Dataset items
------------------------------------------------------------

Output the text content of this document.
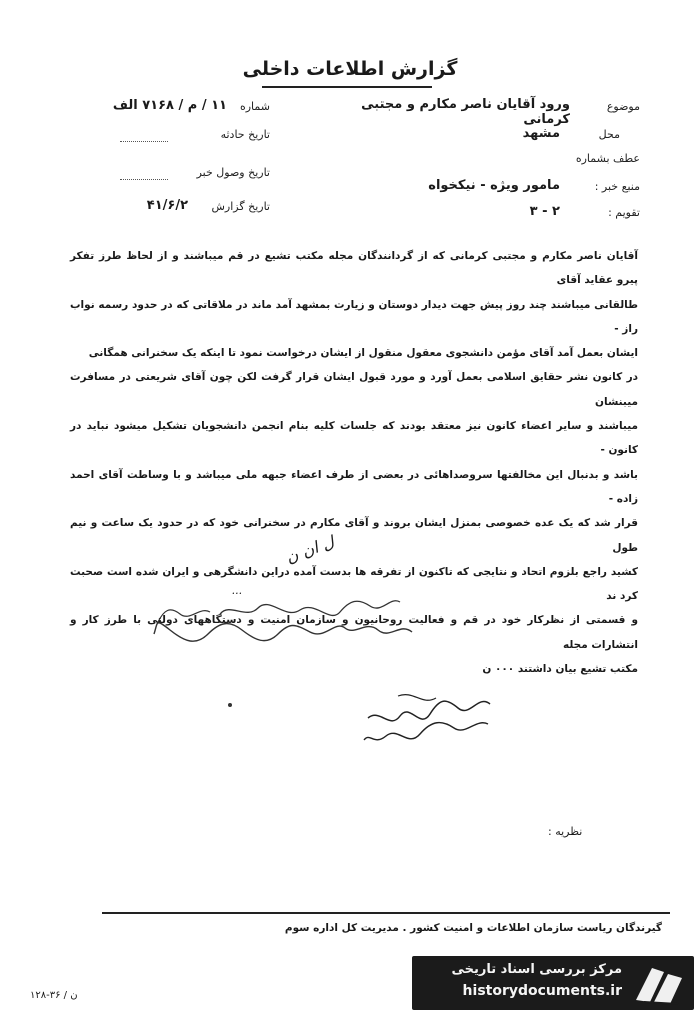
گزارش اطلاعات داخلی
موضوع
ورود آقایان ناصر مکارم و مجتبی کرمانی
محل
مشهد
عطف بشماره
منبع خبر :
مامور ویژه - نیکخواه
تقویم :
۳ - ۲
شماره
۱۱ / م / ۷۱۶۸ الف
تاریخ حادثه
تاریخ وصول خبر
تاریخ گزارش
۴۱/۶/۲

آقایان ناصر مکارم و مجتبی کرمانی که از گردانندگان مجله مکتب تشیع در قم میباشند و از لحاظ طرز تفکر پیرو عقاید آقای

طالقانی میباشند چند روز پیش جهت دیدار دوستان و زیارت بمشهد آمد ماند در ملاقاتی که در حدود رسمه نواب راز -

ایشان بعمل آمد آقای مؤمن دانشجوی معقول منقول از ایشان درخواست نمود تا اینکه یک سخنرانی همگانی

در کانون نشر حقایق اسلامی بعمل آورد و مورد قبول ایشان قرار گرفت لکن چون آقای شریعتی در مسافرت میبنشان

میباشند و سایر اعضاء کانون نیز معتقد بودند که جلسات کلیه بنام انجمن دانشجویان تشکیل میشود نباید در کانون -

باشد و بدنبال این مخالفتها سروصداهائی در بعضی از طرف اعضاء جبهه ملی میباشد و با وساطت آقای احمد زاده -

قرار شد که یک عده خصوصی بمنزل ایشان بروند و آقای مکارم در سخنرانی خود که در حدود یک ساعت و نیم طول

کشید راجع بلزوم اتحاد و نتایجی که تاکنون از تفرقه ها بدست آمده دراین دانشگرهی و ایران شده است صحبت کرد ند

و قسمتی از نظرکار خود در قم و فعالیت روحانیون و سازمان امنیت و دستگاههای دولتی با طرز کار و انتشارات مجله

مکتب تشیع بیان داشتند ۰۰۰ ن

ل ان ن
...
نظریه :
گیرندگان ریاست سازمان اطلاعات و امنیت کشور . مدیریت کل اداره سوم
۱۲۸-۳۶ / ن
مرکز بررسی اسناد تاریخی
historydocuments.ir
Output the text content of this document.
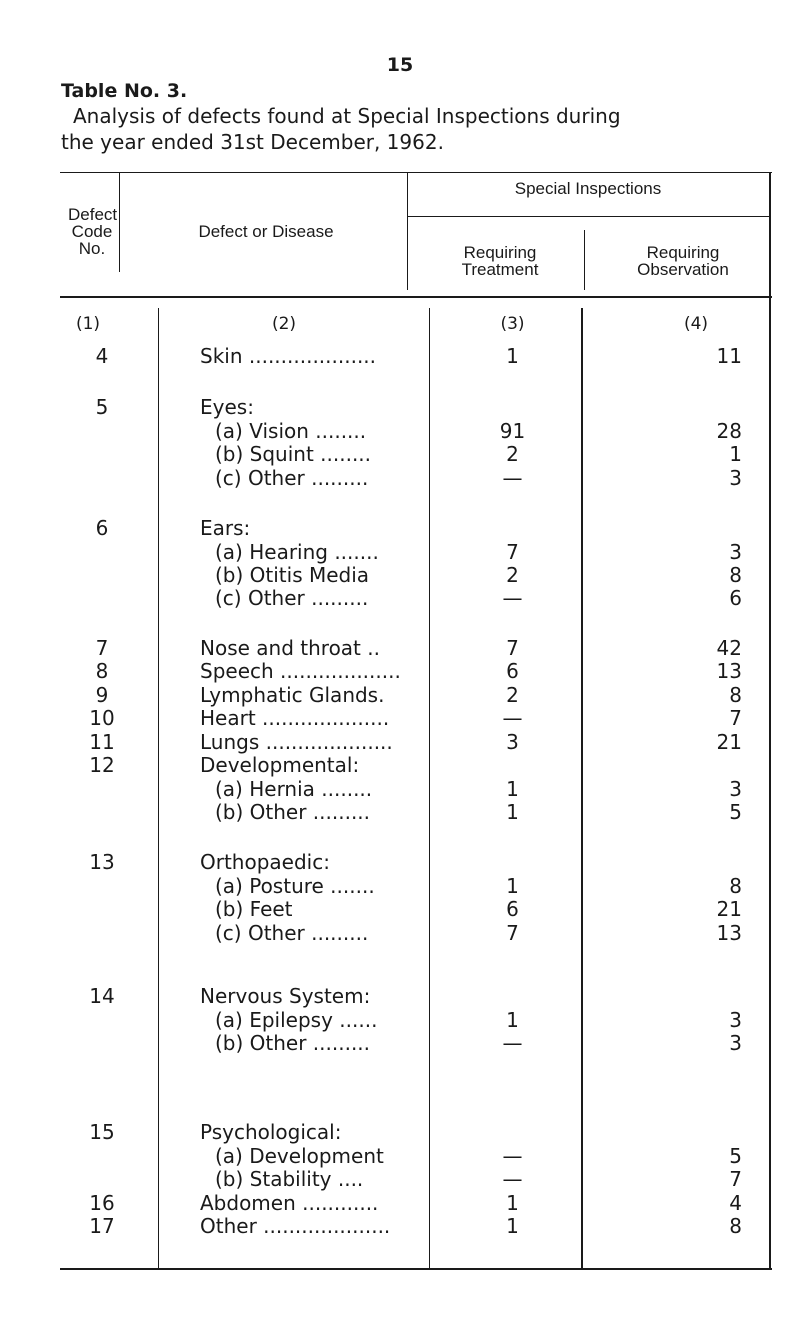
15
Table No. 3.
Analysis of defects found at Special Inspections during
the year ended 31st December, 1962.
Defect Code No.
Defect or Disease
Special Inspections
Requiring Treatment
Requiring Observation
(1)	(2)	(3)	(4)
4	Skin ....................	1	11
5	Eyes:
(a) Vision ........	91	28
(b) Squint ........	2	1
(c) Other .........	—	3
6	Ears:
(a) Hearing .......	7	3
(b) Otitis Media	2	8
(c) Other .........	—	6
7	Nose and throat ..	7	42
8	Speech ...................	6	13
9	Lymphatic Glands.	2	8
10	Heart ....................	—	7
11	Lungs ....................	3	21
12	Developmental:
(a) Hernia ........	1	3
(b) Other .........	1	5
13	Orthopaedic:
(a) Posture .......	1	8
(b) Feet	6	21
(c) Other .........	7	13
14	Nervous System:
(a) Epilepsy ......	1	3
(b) Other .........	—	3
15	Psychological:
(a) Development	—	5
(b) Stability ....	—	7
16	Abdomen ............	1	4
17	Other ....................	1	8
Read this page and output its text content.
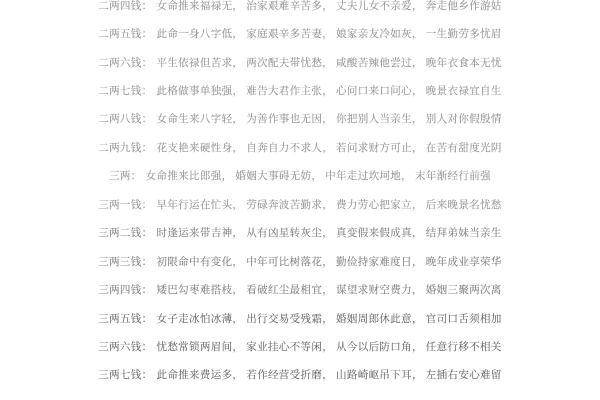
二两四钱： 女命推来福禄无， 治家艰难辛苦多， 丈夫儿女不亲爱， 奔走他乡作游姑
二两五钱： 此命一身八字低， 家庭艰辛多苦妻， 娘家亲友冷如灰， 一生勤劳多忧眉
二两六钱： 平生依禄但苦求， 两次配夫带忧愁， 咸酸苦辣他尝过， 晚年衣食本无忧
二两七钱： 此格做事单独强， 难告大君作主张， 心问口来口问心， 晚景衣禄宜自生
二两八钱： 女命生来八字轻， 为善作事也无因， 你把别人当亲生， 别人对你假殷情
二两九钱： 花支艳来硬性身， 自奔自力不求人， 若问求财方可止， 在苦有甜度光阴
三两： 女命推来比郎强， 婚姻大事碍无妨， 中年走过坎坷地， 末年渐经行前强
三两一钱： 早年行运在忙头， 劳碌奔波苦勤求， 费力劳心把家立， 后来晚景名忧愁
三两二钱： 时逢运来带吉神， 从有凶星转灰尘， 真变假来假成真， 结拜弟妹当亲生
三两三钱： 初限命中有变化， 中年可比树落花， 勤俭持家难度日， 晚年成业享荣华
三两四钱： 矮巴勾枣难搭枝， 看破红尘最相宜， 谋望求财空费力， 婚姻三聚两次离
三两五钱： 女子走冰怕冰薄， 出行交易受残霜， 婚姻周郎休此意， 官司口舌须相加
三两六钱： 忧愁常锁两眉间， 家业挂心不等闲， 从今以后防口角， 任意行移不相关
三两七钱： 此命推来费运多， 若作经营受折磨， 山路崎岖吊下耳， 左插右安心难留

------------------------------------------------------------

● **Required work**
Copy the records above exactly, omitting every picture.

● **Finished task**
Output the text content of this document.
گزارش اطلاعات داخلی
موضوع
ورود آقایان ناصر مکارم و مجتبی کرمانی
محل
مشهد
عطف بشماره
منبع خبر :
مامور ویژه - نیکخواه
تقویم :
۳ - ۲
شماره
۱۱ / م / ۷۱۶۸ الف
تاریخ حادثه
تاریخ وصول خبر
تاریخ گزارش
۴۱/۶/۲

آقایان ناصر مکارم و مجتبی کرمانی که از گردانندگان مجله مکتب تشیع در قم میباشند و از لحاظ طرز تفکر پیرو عقاید آقای

طالقانی میباشند چند روز پیش جهت دیدار دوستان و زیارت بمشهد آمد ماند در ملاقاتی که در حدود رسمه نواب راز -

ایشان بعمل آمد آقای مؤمن دانشجوی معقول منقول از ایشان درخواست نمود تا اینکه یک سخنرانی همگانی

در کانون نشر حقایق اسلامی بعمل آورد و مورد قبول ایشان قرار گرفت لکن چون آقای شریعتی در مسافرت میبنشان

میباشند و سایر اعضاء کانون نیز معتقد بودند که جلسات کلیه بنام انجمن دانشجویان تشکیل میشود نباید در کانون -

باشد و بدنبال این مخالفتها سروصداهائی در بعضی از طرف اعضاء جبهه ملی میباشد و با وساطت آقای احمد زاده -

قرار شد که یک عده خصوصی بمنزل ایشان بروند و آقای مکارم در سخنرانی خود که در حدود یک ساعت و نیم طول

کشید راجع بلزوم اتحاد و نتایجی که تاکنون از تفرقه ها بدست آمده دراین دانشگرهی و ایران شده است صحبت کرد ند

و قسمتی از نظرکار خود در قم و فعالیت روحانیون و سازمان امنیت و دستگاههای دولتی با طرز کار و انتشارات مجله

مکتب تشیع بیان داشتند ۰۰۰ ن

ل ان ن
...
نظریه :
گیرندگان ریاست سازمان اطلاعات و امنیت کشور . مدیریت کل اداره سوم
۱۲۸-۳۶ / ن
مرکز بررسی اسناد تاریخی
historydocuments.ir
Output the text content of this document.
15
Table No. 3.
Analysis of defects found at Special Inspections during
the year ended 31st December, 1962.
Defect Code No.
Defect or Disease
Special Inspections
Requiring Treatment
Requiring Observation
(1)	(2)	(3)	(4)
4	Skin ....................	1	11
5	Eyes:
(a) Vision ........	91	28
(b) Squint ........	2	1
(c) Other .........	—	3
6	Ears:
(a) Hearing .......	7	3
(b) Otitis Media	2	8
(c) Other .........	—	6
7	Nose and throat ..	7	42
8	Speech ...................	6	13
9	Lymphatic Glands.	2	8
10	Heart ....................	—	7
11	Lungs ....................	3	21
12	Developmental:
(a) Hernia ........	1	3
(b) Other .........	1	5
13	Orthopaedic:
(a) Posture .......	1	8
(b) Feet	6	21
(c) Other .........	7	13
14	Nervous System:
(a) Epilepsy ......	1	3
(b) Other .........	—	3
15	Psychological:
(a) Development	—	5
(b) Stability ....	—	7
16	Abdomen ............	1	4
17	Other ....................	1	8
Read this page and output its text content.
二两四钱： 女命推来福禄无， 治家艰难辛苦多， 丈夫儿女不亲爱， 奔走他乡作游姑
二两五钱： 此命一身八字低， 家庭艰辛多苦妻， 娘家亲友冷如灰， 一生勤劳多忧眉
二两六钱： 平生依禄但苦求， 两次配夫带忧愁， 咸酸苦辣他尝过， 晚年衣食本无忧
二两七钱： 此格做事单独强， 难告大君作主张， 心问口来口问心， 晚景衣禄宜自生
二两八钱： 女命生来八字轻， 为善作事也无因， 你把别人当亲生， 别人对你假殷情
二两九钱： 花支艳来硬性身， 自奔自力不求人， 若问求财方可止， 在苦有甜度光阴
三两： 女命推来比郎强， 婚姻大事碍无妨， 中年走过坎坷地， 末年渐经行前强
三两一钱： 早年行运在忙头， 劳碌奔波苦勤求， 费力劳心把家立， 后来晚景名忧愁
三两二钱： 时逢运来带吉神， 从有凶星转灰尘， 真变假来假成真， 结拜弟妹当亲生
三两三钱： 初限命中有变化， 中年可比树落花， 勤俭持家难度日， 晚年成业享荣华
三两四钱： 矮巴勾枣难搭枝， 看破红尘最相宜， 谋望求财空费力， 婚姻三聚两次离
三两五钱： 女子走冰怕冰薄， 出行交易受残霜， 婚姻周郎休此意， 官司口舌须相加
三两六钱： 忧愁常锁两眉间， 家业挂心不等闲， 从今以后防口角， 任意行移不相关
三两七钱： 此命推来费运多， 若作经营受折磨， 山路崎岖吊下耳， 左插右安心难留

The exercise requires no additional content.